Reproduce, without any change, everything from the line containing "newsworthy-wordmark: Newsworthy [509, 407, 628, 430]" down to the line containing "y-tick-label: 18 000 [38, 175, 86, 192]", both of those included.

- [Extracted information]
_____
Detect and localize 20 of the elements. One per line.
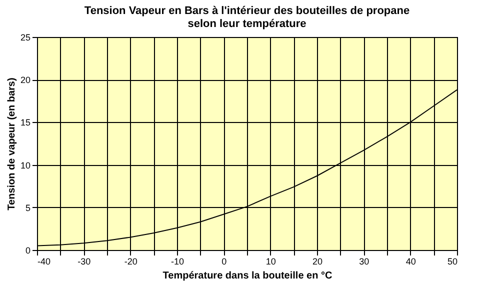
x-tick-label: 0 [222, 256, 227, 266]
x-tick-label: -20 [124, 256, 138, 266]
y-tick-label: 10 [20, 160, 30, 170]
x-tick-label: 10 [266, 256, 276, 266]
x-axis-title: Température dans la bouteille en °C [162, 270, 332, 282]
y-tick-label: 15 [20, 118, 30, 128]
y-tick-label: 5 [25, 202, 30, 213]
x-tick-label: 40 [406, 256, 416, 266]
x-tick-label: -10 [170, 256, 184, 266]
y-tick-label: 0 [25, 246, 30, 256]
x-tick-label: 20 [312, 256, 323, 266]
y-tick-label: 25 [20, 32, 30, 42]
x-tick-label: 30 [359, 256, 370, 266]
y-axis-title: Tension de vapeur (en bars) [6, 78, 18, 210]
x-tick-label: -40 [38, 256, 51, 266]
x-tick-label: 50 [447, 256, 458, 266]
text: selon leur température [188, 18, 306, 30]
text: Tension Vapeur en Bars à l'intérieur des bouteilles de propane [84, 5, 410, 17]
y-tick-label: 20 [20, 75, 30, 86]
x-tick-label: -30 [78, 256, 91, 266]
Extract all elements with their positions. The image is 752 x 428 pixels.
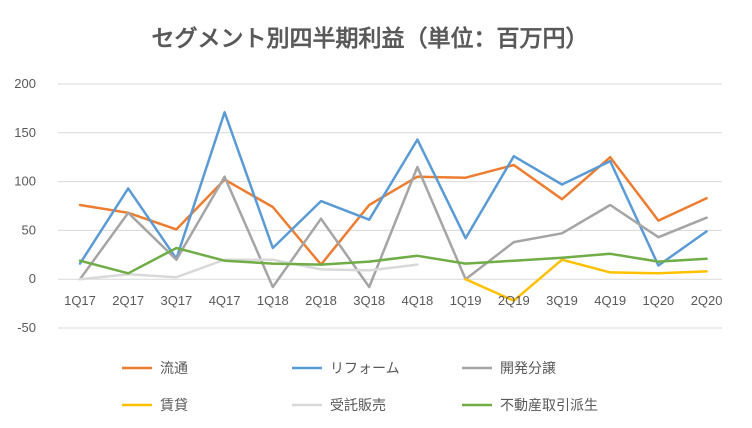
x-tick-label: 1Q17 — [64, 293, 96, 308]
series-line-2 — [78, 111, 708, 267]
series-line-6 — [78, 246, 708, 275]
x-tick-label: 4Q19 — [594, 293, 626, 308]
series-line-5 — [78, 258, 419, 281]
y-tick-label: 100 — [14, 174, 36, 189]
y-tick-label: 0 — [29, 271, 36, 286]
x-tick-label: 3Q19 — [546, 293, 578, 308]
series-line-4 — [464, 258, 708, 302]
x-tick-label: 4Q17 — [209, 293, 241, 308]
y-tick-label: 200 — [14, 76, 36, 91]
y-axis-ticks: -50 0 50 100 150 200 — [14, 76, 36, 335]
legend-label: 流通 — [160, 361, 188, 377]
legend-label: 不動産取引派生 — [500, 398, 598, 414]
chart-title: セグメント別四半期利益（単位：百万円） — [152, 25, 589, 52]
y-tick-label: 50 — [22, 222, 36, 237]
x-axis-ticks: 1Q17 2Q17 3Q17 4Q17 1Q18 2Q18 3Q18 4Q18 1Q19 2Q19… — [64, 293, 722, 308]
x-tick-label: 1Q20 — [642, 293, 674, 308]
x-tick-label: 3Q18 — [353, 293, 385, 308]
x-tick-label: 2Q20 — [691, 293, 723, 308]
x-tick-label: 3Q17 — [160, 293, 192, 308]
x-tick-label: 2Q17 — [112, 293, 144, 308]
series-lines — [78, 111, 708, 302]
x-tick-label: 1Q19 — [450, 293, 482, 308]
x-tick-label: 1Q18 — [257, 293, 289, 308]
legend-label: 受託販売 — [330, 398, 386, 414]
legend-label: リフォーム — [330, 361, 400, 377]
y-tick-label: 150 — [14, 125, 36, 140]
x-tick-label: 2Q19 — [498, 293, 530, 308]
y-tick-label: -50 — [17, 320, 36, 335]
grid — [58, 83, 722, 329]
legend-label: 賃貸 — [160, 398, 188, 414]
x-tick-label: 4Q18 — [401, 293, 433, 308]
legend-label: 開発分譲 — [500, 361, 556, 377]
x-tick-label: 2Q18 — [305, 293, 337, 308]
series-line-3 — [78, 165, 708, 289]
_____
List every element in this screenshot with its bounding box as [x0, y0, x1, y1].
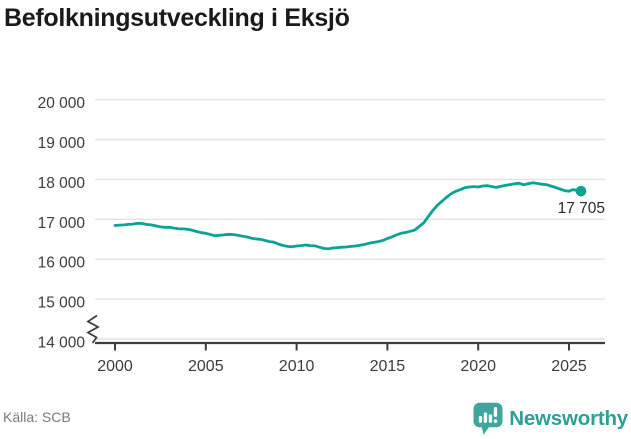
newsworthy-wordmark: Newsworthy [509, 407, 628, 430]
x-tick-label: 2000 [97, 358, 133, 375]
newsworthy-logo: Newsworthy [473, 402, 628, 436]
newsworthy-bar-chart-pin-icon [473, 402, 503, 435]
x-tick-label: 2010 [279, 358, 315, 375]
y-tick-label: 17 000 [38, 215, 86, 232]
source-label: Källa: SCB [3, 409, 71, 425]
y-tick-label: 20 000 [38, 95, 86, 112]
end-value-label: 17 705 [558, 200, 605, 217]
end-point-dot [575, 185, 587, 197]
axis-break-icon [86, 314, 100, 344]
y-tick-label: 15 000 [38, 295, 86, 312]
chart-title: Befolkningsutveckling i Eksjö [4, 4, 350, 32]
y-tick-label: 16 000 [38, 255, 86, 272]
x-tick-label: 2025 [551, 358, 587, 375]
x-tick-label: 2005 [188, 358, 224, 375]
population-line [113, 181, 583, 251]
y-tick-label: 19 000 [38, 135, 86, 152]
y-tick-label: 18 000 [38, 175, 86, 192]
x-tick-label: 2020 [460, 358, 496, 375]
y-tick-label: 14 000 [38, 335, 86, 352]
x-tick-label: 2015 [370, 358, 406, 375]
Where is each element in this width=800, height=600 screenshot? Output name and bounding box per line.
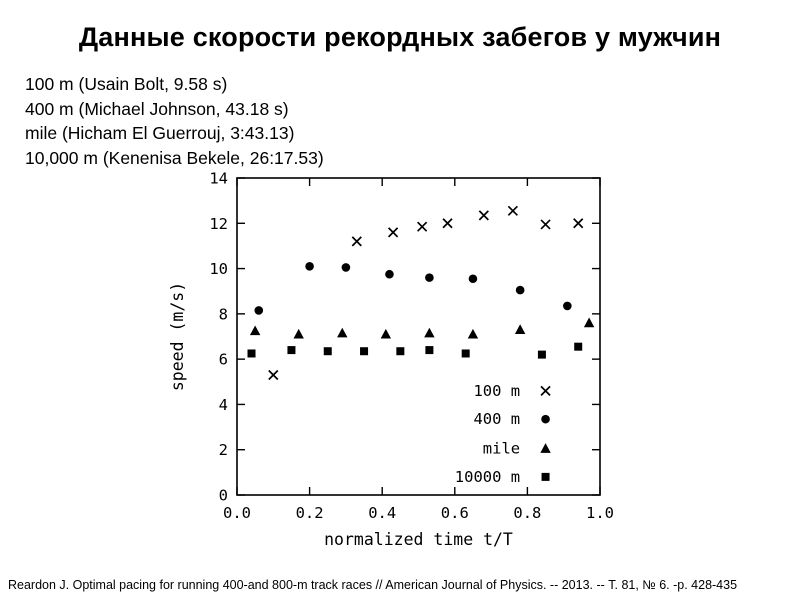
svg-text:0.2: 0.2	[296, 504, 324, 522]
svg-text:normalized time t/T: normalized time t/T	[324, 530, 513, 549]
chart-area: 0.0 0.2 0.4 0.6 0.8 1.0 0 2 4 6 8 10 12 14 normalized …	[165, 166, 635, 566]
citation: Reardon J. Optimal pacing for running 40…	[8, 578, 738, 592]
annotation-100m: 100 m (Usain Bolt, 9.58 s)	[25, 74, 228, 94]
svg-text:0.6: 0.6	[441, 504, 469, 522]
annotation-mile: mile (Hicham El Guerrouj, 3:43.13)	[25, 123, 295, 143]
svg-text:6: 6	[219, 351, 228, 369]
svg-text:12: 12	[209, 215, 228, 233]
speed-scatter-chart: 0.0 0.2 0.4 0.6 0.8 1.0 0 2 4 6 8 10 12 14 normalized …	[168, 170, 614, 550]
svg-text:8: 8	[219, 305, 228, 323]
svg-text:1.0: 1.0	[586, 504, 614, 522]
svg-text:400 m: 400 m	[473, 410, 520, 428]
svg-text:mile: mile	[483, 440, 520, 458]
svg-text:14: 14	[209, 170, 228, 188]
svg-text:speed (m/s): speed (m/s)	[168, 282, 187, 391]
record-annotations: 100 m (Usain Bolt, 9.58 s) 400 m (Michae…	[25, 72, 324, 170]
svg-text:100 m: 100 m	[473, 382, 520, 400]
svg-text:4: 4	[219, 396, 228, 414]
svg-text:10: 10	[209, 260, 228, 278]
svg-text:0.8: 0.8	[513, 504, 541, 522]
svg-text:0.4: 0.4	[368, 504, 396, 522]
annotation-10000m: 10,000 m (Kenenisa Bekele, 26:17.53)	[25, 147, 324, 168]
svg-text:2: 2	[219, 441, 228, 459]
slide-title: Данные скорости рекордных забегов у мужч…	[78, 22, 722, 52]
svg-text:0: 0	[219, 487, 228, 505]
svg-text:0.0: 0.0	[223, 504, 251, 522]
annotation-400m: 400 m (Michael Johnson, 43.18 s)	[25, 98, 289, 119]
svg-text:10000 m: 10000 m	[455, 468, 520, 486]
_____
- [Solution]
newsworthy-wordmark: Newsworthy [509, 407, 628, 430]
x-tick-label: 2000 [97, 358, 133, 375]
newsworthy-logo: Newsworthy [473, 402, 628, 436]
newsworthy-bar-chart-pin-icon [473, 402, 503, 435]
x-tick-label: 2010 [279, 358, 315, 375]
y-tick-label: 17 000 [38, 215, 86, 232]
source-label: Källa: SCB [3, 409, 71, 425]
y-tick-label: 20 000 [38, 95, 86, 112]
end-value-label: 17 705 [558, 200, 605, 217]
end-point-dot [575, 185, 587, 197]
axis-break-icon [86, 314, 100, 344]
y-tick-label: 15 000 [38, 295, 86, 312]
chart-title: Befolkningsutveckling i Eksjö [4, 4, 350, 32]
y-tick-label: 16 000 [38, 255, 86, 272]
x-tick-label: 2025 [551, 358, 587, 375]
x-tick-label: 2005 [188, 358, 224, 375]
population-line [113, 181, 583, 251]
y-tick-label: 19 000 [38, 135, 86, 152]
y-tick-label: 18 000 [38, 175, 86, 192]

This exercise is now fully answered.